**What is being asked**
Using the data beneath, show every line that includes the word "icon".

-- begin --

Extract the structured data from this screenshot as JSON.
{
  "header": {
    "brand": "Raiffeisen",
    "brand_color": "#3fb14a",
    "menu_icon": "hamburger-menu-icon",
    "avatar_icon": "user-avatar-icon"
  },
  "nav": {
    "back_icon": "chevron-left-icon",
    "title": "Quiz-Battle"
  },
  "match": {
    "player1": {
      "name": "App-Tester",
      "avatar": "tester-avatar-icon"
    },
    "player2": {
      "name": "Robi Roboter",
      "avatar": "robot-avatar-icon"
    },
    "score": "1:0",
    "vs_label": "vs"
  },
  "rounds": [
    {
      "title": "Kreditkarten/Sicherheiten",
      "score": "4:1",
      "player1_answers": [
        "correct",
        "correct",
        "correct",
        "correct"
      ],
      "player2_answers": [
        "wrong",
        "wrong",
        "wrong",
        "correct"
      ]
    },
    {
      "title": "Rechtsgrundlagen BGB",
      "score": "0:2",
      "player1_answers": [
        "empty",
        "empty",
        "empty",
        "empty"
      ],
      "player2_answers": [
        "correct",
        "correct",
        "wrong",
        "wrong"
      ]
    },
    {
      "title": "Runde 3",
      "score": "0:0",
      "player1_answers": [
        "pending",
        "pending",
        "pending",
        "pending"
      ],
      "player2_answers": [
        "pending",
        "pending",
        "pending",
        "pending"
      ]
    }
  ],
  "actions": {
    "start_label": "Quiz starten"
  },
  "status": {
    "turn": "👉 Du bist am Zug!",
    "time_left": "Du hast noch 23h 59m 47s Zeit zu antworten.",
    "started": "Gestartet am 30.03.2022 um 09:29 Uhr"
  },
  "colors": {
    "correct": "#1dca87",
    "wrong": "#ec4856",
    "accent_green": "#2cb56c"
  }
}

-- end --

**The reply**
    "menu_icon": "hamburger-menu-icon",
    "avatar_icon": "user-avatar-icon"
    "back_icon": "chevron-left-icon",
      "avatar": "tester-avatar-icon"
      "avatar": "robot-avatar-icon"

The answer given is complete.